• [Exercise goal]: Extract all lines containing "options".

• [Data listing]:
____________________
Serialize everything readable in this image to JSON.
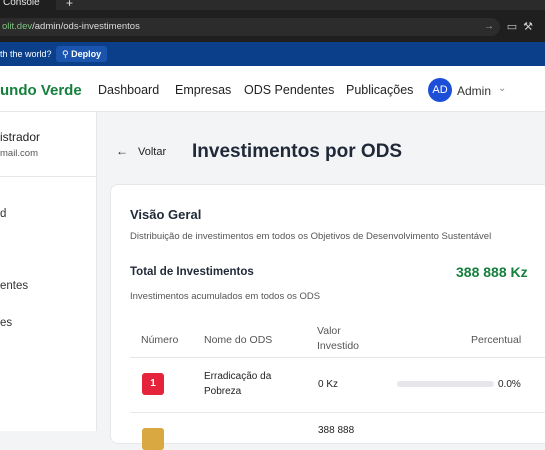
{
  "browser": {
    "tab_title": "Console",
    "url_host": "olit.dev",
    "url_path": "/admin/ods-investimentos"
  },
  "devbar": {
    "question": "th the world?",
    "deploy_label": "Deploy"
  },
  "nav": {
    "brand": "undo Verde",
    "links": [
      "Dashboard",
      "Empresas",
      "ODS Pendentes",
      "Publicações"
    ],
    "avatar_initials": "AD",
    "user_label": "Admin"
  },
  "sidebar": {
    "user_name": "istrador",
    "user_email": "mail.com",
    "items": [
      "d",
      "entes",
      "es"
    ]
  },
  "page": {
    "back_label": "Voltar",
    "title": "Investimentos por ODS"
  },
  "card": {
    "heading": "Visão Geral",
    "description": "Distribuição de investimentos em todos os Objetivos de Desenvolvimento Sustentável",
    "total_label": "Total de Investimentos",
    "total_value": "388 888 Kz",
    "total_sub": "Investimentos acumulados em todos os ODS"
  },
  "table": {
    "headers": {
      "numero": "Número",
      "nome": "Nome do ODS",
      "valor_line1": "Valor",
      "valor_line2": "Investido",
      "percentual": "Percentual"
    },
    "rows": [
      {
        "numero": "1",
        "badge_color": "#e5243b",
        "nome_line1": "Erradicação da",
        "nome_line2": "Pobreza",
        "valor": "0 Kz",
        "percentual_text": "0.0%",
        "percentual": 0
      },
      {
        "numero": "",
        "badge_color": "#d9a840",
        "nome_line1": "",
        "nome_line2": "",
        "valor": "388 888",
        "percentual_text": "",
        "percentual": null
      }
    ]
  }
}
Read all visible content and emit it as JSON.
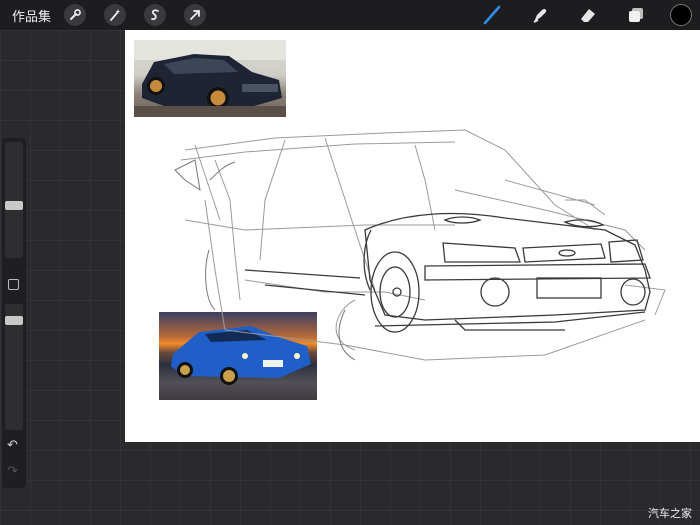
{
  "topbar": {
    "gallery_label": "作品集",
    "left_tools": [
      "wrench-icon",
      "magic-wand-icon",
      "selection-icon",
      "transform-arrow-icon"
    ],
    "right_tools": [
      "brush-icon",
      "smudge-icon",
      "eraser-icon",
      "layers-icon"
    ],
    "active_tool": "brush-icon",
    "accent_color": "#2f8cf0",
    "current_color": "#000000"
  },
  "sidebar": {
    "brush_size_level": 0.45,
    "opacity_level": 0.2,
    "undo_icon": "undo-icon",
    "redo_icon": "redo-icon"
  },
  "canvas": {
    "background": "#ffffff",
    "reference_images": [
      "dark-blue-subaru-model-car-photo",
      "blue-subaru-sunset-photo"
    ],
    "sketch": "car-line-drawing"
  },
  "watermark": "汽车之家"
}
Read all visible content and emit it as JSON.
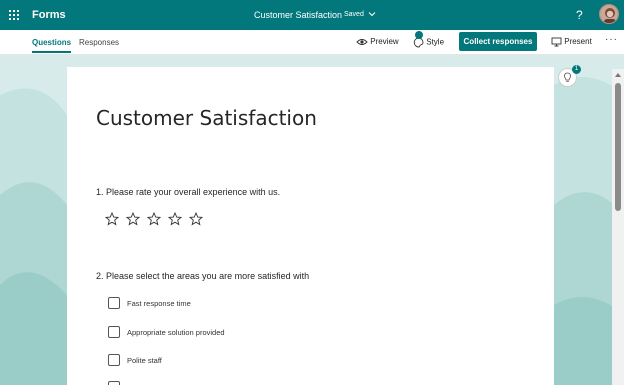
{
  "topbar": {
    "app_name": "Forms",
    "doc_title": "Customer Satisfaction",
    "save_status": "Saved",
    "help": "?"
  },
  "command_bar": {
    "tabs": [
      {
        "label": "Questions",
        "selected": true
      },
      {
        "label": "Responses",
        "selected": false
      }
    ],
    "preview_label": "Preview",
    "style_label": "Style",
    "collect_label": "Collect responses",
    "present_label": "Present",
    "more": "···"
  },
  "form": {
    "title": "Customer Satisfaction",
    "questions": [
      {
        "text": "1. Please rate your overall experience with us.",
        "type": "rating",
        "max_stars": 5
      },
      {
        "text": "2. Please select the areas you are more satisfied with",
        "type": "checkbox",
        "options": [
          "Fast response time",
          "Appropriate solution provided",
          "Polite staff"
        ]
      }
    ]
  },
  "side_panel": {
    "badge_count": "1"
  },
  "colors": {
    "accent": "#03787c",
    "background": "#dff0ef"
  }
}
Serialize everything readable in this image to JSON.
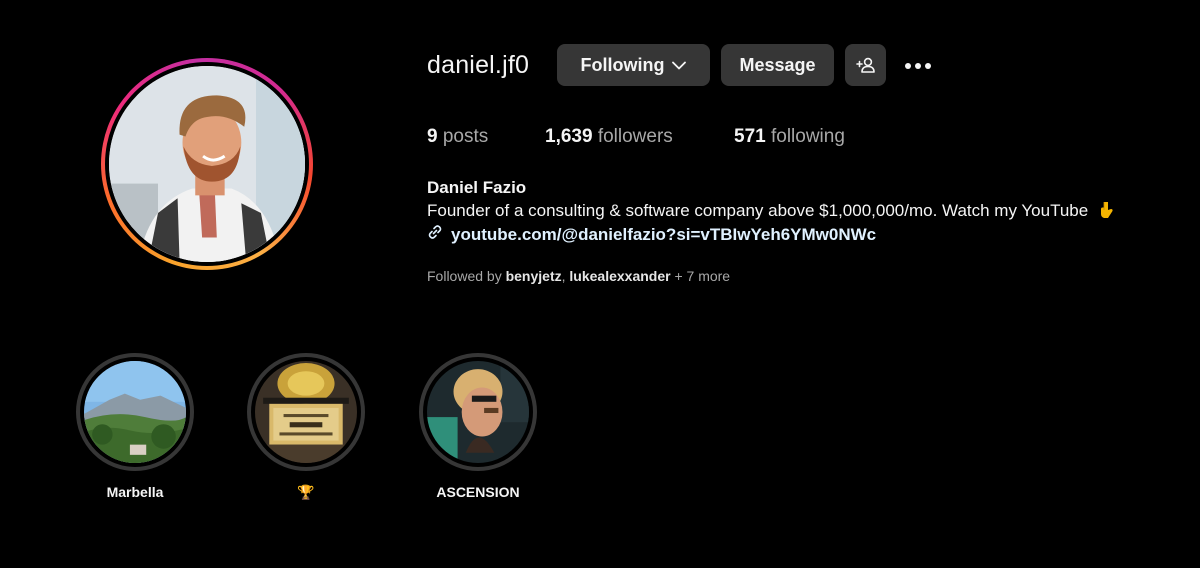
{
  "profile": {
    "username": "daniel.jf0",
    "full_name": "Daniel Fazio",
    "bio": "Founder of a consulting & software company above $1,000,000/mo. Watch my YouTube",
    "bio_emoji_icon": "pointing-down-hand-icon",
    "link": "youtube.com/@danielfazio?si=vTBIwYeh6YMw0NWc",
    "link_icon": "link-icon"
  },
  "actions": {
    "following_label": "Following",
    "message_label": "Message",
    "add_user_icon": "add-user-icon",
    "more_icon": "more-options-icon"
  },
  "stats": {
    "posts_count": "9",
    "posts_label": "posts",
    "followers_count": "1,639",
    "followers_label": "followers",
    "following_count": "571",
    "following_label": "following"
  },
  "followed_by": {
    "prefix": "Followed by",
    "user1": "benyjetz",
    "separator": ",",
    "user2": "lukealexxander",
    "more": "+ 7 more"
  },
  "highlights": [
    {
      "label": "Marbella"
    },
    {
      "label": "🏆"
    },
    {
      "label": "ASCENSION"
    }
  ],
  "colors": {
    "background": "#000000",
    "button_bg": "#363636",
    "text_primary": "#f5f5f5",
    "text_secondary": "#a8a8a8",
    "link_color": "#e0f1ff",
    "story_ring_start": "#fcaf45",
    "story_ring_end": "#c42fa3"
  }
}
____________________
• [Complete answer]:
        "options": [
    "more_icon": "more-options-icon"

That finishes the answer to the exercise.